> _Source passage_

In addition to the UV-B light-stimulated synthesis of vitamin D3 in the skin, humans obtain vitamin D, in the form of vitamin D2 (a plant-produced vitamin D, also called ergocalciferol) or vitamin D3, from foods and/or vitamin D supplements. The dietary vitamin D2, after being absorbed into the human body, undergoes the CYP2R1- and CYP27B1-mediated metabolic changes to become the biological active 1,25(OH)2D2 (for convenience, vitamin D2 and vitamin D3 will be referred to as vitamin D henceforth). Since the UV-B light-stimulated cutaneous synthesis of vitamin D3 is most likely to contribute more than 90% of the vitamin D needed by the human body [3], and given that melanin is an excellent natural absorbent of the UVB photon, it is not surprising that dark-skinned people require substantially more exposure to UVB light than fair skinned people in order to synthesize an adequate amount of vitamin D per unit of skin area [14, 15]. Consequently, African Americans are more susceptible than Caucasians to developing vitamin D deficiency in the absence of adequate sunlight exposure or without taking vitamin D supplements [14, 15].
Despite the fact that 1,25(OH)2D is the biologically active form of vitamin D, the determination of the vitamin D status in the human body is made by measuring the total blood level of 25(OH)D. According to the guidelines of the Endocrine Society published in 2011 [16], vitamin D deficiency is defined as a blood 25(OH)D3 level of 20 ng/mL or lower; vitamin D insufficiency is defined as a blood 25(OH)D3 level of 21-29 ng/mL; and vitamin D sufficiency is defined as blood 25(OH)D3 levels of 30 ng/mL or higher. However, Bischoff-Ferrari suggested that blood 25(OH)D3 levels of 36-40 ng/mL are optimal after careful analysis of the thresholds of blood 25(OH)D3 levels and its relationship to skeletal health, dental health, risk of falls, fractures, and colorectal cancer [17].

> _Required tasks_
a: Please condense the paragraph of the vitamin D passage that begins "Despite the fact that 1,25(OH)2D" into a short bulleted list that keeps its main facts.
b: List every health outcome that the vitamin D passage says Bischoff-Ferrari considered when relating blood 25(OH)D3 thresholds to health.
c: According to the vitamin D passage, what share of the vitamin D the human body needs is UV-B-stimulated synthesis in the skin likely to contribute?
The entries that follow are separate material from the vitamin D passage.

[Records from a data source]

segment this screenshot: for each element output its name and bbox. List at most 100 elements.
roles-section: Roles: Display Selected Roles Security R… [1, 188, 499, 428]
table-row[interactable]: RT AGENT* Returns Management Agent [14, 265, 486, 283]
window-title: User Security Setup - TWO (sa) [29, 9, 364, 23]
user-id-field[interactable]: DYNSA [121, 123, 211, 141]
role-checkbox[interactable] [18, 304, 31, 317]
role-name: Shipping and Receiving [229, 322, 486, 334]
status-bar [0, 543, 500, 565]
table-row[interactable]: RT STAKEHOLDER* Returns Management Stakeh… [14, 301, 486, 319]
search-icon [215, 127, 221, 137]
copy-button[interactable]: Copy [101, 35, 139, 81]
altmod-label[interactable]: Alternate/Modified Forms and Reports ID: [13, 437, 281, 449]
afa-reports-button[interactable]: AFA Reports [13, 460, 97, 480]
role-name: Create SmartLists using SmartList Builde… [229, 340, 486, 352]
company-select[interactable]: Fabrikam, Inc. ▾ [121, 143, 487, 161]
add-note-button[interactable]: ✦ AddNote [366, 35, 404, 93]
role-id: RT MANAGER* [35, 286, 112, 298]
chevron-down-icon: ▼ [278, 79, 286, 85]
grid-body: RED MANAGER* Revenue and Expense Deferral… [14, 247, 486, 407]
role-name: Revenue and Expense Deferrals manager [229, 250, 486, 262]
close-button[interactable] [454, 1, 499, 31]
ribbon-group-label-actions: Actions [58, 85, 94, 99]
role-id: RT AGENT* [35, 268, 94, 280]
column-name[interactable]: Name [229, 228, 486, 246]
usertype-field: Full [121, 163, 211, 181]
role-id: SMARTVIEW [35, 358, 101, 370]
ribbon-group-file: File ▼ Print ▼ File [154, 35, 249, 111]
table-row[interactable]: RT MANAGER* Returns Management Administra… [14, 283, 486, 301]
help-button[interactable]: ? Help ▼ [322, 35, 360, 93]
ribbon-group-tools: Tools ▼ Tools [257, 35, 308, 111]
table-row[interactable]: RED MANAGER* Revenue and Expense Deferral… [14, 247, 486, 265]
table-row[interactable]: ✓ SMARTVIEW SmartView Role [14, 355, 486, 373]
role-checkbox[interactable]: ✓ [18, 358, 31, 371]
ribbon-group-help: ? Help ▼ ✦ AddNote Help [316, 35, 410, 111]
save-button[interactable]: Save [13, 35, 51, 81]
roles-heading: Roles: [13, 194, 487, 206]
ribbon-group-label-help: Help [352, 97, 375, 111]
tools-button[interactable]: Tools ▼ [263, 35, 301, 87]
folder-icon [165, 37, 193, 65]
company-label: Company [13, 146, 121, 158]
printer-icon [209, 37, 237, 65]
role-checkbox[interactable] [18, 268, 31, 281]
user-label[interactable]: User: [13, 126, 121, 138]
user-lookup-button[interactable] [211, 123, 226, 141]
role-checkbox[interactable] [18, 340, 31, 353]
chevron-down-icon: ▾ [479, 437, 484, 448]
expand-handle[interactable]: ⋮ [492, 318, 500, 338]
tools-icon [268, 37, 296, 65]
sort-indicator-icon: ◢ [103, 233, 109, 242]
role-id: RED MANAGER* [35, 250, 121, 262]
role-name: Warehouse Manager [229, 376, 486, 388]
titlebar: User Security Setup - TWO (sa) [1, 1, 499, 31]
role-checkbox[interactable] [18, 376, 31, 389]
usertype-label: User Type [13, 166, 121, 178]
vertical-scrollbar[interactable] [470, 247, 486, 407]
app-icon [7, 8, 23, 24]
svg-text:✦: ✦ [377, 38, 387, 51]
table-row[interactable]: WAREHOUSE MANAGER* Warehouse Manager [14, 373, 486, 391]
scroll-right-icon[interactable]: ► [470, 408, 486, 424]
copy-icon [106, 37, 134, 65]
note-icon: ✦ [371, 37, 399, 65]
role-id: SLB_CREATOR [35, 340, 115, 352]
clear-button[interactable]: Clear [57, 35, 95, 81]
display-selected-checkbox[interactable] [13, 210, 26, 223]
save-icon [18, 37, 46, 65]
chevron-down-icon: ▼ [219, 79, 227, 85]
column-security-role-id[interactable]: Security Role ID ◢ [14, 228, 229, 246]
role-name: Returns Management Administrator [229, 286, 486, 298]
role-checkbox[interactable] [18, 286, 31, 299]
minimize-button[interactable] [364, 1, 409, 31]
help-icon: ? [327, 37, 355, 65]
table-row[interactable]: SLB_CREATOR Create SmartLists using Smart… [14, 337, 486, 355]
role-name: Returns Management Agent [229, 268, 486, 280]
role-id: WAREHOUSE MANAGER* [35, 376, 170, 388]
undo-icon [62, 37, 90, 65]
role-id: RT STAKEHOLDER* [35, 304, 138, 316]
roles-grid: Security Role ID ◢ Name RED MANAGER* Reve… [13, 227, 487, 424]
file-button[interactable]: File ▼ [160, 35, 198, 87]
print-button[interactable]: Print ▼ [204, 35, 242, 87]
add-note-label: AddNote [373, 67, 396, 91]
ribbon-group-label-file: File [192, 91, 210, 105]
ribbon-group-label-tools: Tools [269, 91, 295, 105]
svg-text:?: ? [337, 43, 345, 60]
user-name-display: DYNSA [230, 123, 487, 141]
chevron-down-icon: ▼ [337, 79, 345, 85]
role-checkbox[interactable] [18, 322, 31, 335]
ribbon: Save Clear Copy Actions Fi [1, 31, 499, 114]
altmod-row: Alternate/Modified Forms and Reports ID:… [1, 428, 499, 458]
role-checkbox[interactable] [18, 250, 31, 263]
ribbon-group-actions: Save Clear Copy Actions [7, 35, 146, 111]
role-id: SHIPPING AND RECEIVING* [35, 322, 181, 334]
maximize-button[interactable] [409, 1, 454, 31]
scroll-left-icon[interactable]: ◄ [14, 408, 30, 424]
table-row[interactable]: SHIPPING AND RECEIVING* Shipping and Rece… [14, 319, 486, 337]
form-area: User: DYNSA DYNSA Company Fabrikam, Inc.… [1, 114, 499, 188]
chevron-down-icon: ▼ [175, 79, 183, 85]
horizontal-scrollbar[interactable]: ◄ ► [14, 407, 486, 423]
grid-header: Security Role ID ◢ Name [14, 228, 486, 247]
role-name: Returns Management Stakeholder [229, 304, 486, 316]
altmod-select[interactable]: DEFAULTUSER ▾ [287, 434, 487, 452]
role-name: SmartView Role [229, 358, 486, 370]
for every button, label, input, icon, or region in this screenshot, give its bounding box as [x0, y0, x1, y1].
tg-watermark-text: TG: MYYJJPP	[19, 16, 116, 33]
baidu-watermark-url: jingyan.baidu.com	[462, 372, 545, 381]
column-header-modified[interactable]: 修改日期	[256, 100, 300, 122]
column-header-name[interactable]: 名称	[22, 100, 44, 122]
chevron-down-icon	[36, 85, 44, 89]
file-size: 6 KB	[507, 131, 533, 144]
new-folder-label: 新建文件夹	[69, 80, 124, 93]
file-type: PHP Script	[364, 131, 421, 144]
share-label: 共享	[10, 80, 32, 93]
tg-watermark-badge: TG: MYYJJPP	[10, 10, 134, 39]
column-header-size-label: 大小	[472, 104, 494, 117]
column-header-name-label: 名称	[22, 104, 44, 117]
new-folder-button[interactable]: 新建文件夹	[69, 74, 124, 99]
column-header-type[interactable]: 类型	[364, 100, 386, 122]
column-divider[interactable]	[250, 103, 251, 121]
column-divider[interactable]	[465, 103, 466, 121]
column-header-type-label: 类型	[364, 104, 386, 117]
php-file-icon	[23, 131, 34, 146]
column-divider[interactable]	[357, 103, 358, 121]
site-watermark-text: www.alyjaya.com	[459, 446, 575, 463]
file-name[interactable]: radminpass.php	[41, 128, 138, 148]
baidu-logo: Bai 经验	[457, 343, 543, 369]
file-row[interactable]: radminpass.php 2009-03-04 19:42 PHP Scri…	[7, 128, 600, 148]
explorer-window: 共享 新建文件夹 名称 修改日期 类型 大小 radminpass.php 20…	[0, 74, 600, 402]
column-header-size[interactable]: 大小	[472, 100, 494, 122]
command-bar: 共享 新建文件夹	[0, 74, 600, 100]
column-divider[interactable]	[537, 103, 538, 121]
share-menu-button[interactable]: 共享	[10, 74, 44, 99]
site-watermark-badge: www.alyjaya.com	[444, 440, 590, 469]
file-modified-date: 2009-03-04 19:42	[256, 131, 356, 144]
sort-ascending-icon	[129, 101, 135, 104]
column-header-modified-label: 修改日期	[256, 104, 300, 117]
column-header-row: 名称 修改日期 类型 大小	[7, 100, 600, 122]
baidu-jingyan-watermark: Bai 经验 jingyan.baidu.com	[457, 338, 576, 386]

> _Answers for the tasks_
a:
- Vitamin D status is determined by measuring the total blood level of 25(OH)D, even though 1,25(OH)2D is the biologically active form.
- Endocrine Society guidelines (2011) set these categories for blood 25(OH)D3:
  - Deficiency: 20 ng/mL or lower
  - Insufficiency: 21-29 ng/mL
  - Sufficiency: 30 ng/mL or higher
- Bischoff-Ferrari suggested that 36-40 ng/mL is optimal. This was based on analysis of thresholds in relation to skeletal health, dental health, risk of falls, fractures, and colorectal cancer.

b:
- Skeletal health
- Dental health
- Risk of falls
- Fractures
- Colorectal cancer

c: More than 90%.